Directions for this task -> Extract the full listing below without altering a single character.

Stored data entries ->
○ ○ ○ ○
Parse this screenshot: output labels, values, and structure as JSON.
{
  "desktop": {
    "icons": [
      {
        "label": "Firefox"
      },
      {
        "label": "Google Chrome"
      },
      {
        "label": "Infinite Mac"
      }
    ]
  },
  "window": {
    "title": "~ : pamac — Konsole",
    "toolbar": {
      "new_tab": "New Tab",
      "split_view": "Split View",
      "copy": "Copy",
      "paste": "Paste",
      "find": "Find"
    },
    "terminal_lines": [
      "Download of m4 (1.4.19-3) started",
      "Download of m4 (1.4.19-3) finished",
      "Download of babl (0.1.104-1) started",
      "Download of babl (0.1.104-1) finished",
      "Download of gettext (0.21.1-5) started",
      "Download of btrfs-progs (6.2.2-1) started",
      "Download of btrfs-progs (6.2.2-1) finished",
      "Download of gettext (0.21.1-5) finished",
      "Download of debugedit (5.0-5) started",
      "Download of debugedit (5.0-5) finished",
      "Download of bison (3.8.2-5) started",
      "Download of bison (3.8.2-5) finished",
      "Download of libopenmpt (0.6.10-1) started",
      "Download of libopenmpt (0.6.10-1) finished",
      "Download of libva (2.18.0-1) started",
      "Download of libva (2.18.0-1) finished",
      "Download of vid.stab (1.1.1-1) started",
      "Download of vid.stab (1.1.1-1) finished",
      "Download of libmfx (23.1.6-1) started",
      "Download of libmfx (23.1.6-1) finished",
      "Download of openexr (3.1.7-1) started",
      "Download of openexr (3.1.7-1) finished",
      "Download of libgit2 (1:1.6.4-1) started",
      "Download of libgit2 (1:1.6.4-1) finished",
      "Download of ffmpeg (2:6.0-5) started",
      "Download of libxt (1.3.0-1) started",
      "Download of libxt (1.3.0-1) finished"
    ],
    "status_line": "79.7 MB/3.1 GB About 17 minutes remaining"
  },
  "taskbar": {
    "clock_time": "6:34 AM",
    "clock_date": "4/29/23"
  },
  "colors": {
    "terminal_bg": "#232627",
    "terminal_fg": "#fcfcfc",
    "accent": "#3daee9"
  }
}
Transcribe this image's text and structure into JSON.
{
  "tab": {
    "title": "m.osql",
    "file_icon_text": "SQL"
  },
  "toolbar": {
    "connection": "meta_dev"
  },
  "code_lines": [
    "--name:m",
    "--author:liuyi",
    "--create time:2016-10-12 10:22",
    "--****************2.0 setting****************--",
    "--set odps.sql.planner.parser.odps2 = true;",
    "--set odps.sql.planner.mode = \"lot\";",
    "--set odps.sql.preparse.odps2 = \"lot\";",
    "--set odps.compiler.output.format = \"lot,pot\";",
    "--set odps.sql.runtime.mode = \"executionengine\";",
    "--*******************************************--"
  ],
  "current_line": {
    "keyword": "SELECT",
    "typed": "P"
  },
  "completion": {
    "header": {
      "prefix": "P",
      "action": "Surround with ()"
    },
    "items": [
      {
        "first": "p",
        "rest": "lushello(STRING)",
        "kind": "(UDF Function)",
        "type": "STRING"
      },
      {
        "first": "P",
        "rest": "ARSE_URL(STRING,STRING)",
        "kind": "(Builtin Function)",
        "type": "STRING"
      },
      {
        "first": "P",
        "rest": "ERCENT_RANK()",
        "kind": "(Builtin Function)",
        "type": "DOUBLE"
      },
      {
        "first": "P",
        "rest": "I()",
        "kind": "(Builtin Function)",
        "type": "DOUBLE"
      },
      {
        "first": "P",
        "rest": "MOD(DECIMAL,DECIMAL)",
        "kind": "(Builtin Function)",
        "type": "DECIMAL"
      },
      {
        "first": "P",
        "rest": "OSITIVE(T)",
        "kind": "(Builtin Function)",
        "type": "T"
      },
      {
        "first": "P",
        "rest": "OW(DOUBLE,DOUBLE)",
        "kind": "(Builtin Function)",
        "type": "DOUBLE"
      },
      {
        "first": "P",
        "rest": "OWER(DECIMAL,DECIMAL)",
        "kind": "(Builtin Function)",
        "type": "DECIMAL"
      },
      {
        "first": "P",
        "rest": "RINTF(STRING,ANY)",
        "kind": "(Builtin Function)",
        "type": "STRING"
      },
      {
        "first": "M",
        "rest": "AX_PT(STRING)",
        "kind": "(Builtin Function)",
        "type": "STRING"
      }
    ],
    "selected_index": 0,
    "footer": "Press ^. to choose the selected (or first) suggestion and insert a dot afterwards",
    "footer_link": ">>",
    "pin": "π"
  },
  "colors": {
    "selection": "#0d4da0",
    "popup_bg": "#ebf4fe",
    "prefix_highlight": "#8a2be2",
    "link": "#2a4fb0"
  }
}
○ ○ ○ ○
Response ->
Parse this screenshot: output labels, values, and structure as JSON.
{
  "desktop": {
    "icons": [
      {
        "label": "Firefox"
      },
      {
        "label": "Google Chrome"
      },
      {
        "label": "Infinite Mac"
      }
    ]
  },
  "window": {
    "title": "~ : pamac — Konsole",
    "toolbar": {
      "new_tab": "New Tab",
      "split_view": "Split View",
      "copy": "Copy",
      "paste": "Paste",
      "find": "Find"
    },
    "terminal_lines": [
      "Download of m4 (1.4.19-3) started",
      "Download of m4 (1.4.19-3) finished",
      "Download of babl (0.1.104-1) started",
      "Download of babl (0.1.104-1) finished",
      "Download of gettext (0.21.1-5) started",
      "Download of btrfs-progs (6.2.2-1) started",
      "Download of btrfs-progs (6.2.2-1) finished",
      "Download of gettext (0.21.1-5) finished",
      "Download of debugedit (5.0-5) started",
      "Download of debugedit (5.0-5) finished",
      "Download of bison (3.8.2-5) started",
      "Download of bison (3.8.2-5) finished",
      "Download of libopenmpt (0.6.10-1) started",
      "Download of libopenmpt (0.6.10-1) finished",
      "Download of libva (2.18.0-1) started",
      "Download of libva (2.18.0-1) finished",
      "Download of vid.stab (1.1.1-1) started",
      "Download of vid.stab (1.1.1-1) finished",
      "Download of libmfx (23.1.6-1) started",
      "Download of libmfx (23.1.6-1) finished",
      "Download of openexr (3.1.7-1) started",
      "Download of openexr (3.1.7-1) finished",
      "Download of libgit2 (1:1.6.4-1) started",
      "Download of libgit2 (1:1.6.4-1) finished",
      "Download of ffmpeg (2:6.0-5) started",
      "Download of libxt (1.3.0-1) started",
      "Download of libxt (1.3.0-1) finished"
    ],
    "status_line": "79.7 MB/3.1 GB About 17 minutes remaining"
  },
  "taskbar": {
    "clock_time": "6:34 AM",
    "clock_date": "4/29/23"
  },
  "colors": {
    "terminal_bg": "#232627",
    "terminal_fg": "#fcfcfc",
    "accent": "#3daee9"
  }
}
Transcribe this image's text and structure into JSON.
{
  "tab": {
    "title": "m.osql",
    "file_icon_text": "SQL"
  },
  "toolbar": {
    "connection": "meta_dev"
  },
  "code_lines": [
    "--name:m",
    "--author:liuyi",
    "--create time:2016-10-12 10:22",
    "--****************2.0 setting****************--",
    "--set odps.sql.planner.parser.odps2 = true;",
    "--set odps.sql.planner.mode = \"lot\";",
    "--set odps.sql.preparse.odps2 = \"lot\";",
    "--set odps.compiler.output.format = \"lot,pot\";",
    "--set odps.sql.runtime.mode = \"executionengine\";",
    "--*******************************************--"
  ],
  "current_line": {
    "keyword": "SELECT",
    "typed": "P"
  },
  "completion": {
    "header": {
      "prefix": "P",
      "action": "Surround with ()"
    },
    "items": [
      {
        "first": "p",
        "rest": "lushello(STRING)",
        "kind": "(UDF Function)",
        "type": "STRING"
      },
      {
        "first": "P",
        "rest": "ARSE_URL(STRING,STRING)",
        "kind": "(Builtin Function)",
        "type": "STRING"
      },
      {
        "first": "P",
        "rest": "ERCENT_RANK()",
        "kind": "(Builtin Function)",
        "type": "DOUBLE"
      },
      {
        "first": "P",
        "rest": "I()",
        "kind": "(Builtin Function)",
        "type": "DOUBLE"
      },
      {
        "first": "P",
        "rest": "MOD(DECIMAL,DECIMAL)",
        "kind": "(Builtin Function)",
        "type": "DECIMAL"
      },
      {
        "first": "P",
        "rest": "OSITIVE(T)",
        "kind": "(Builtin Function)",
        "type": "T"
      },
      {
        "first": "P",
        "rest": "OW(DOUBLE,DOUBLE)",
        "kind": "(Builtin Function)",
        "type": "DOUBLE"
      },
      {
        "first": "P",
        "rest": "OWER(DECIMAL,DECIMAL)",
        "kind": "(Builtin Function)",
        "type": "DECIMAL"
      },
      {
        "first": "P",
        "rest": "RINTF(STRING,ANY)",
        "kind": "(Builtin Function)",
        "type": "STRING"
      },
      {
        "first": "M",
        "rest": "AX_PT(STRING)",
        "kind": "(Builtin Function)",
        "type": "STRING"
      }
    ],
    "selected_index": 0,
    "footer": "Press ^. to choose the selected (or first) suggestion and insert a dot afterwards",
    "footer_link": ">>",
    "pin": "π"
  },
  "colors": {
    "selection": "#0d4da0",
    "popup_bg": "#ebf4fe",
    "prefix_highlight": "#8a2be2",
    "link": "#2a4fb0"
  }
}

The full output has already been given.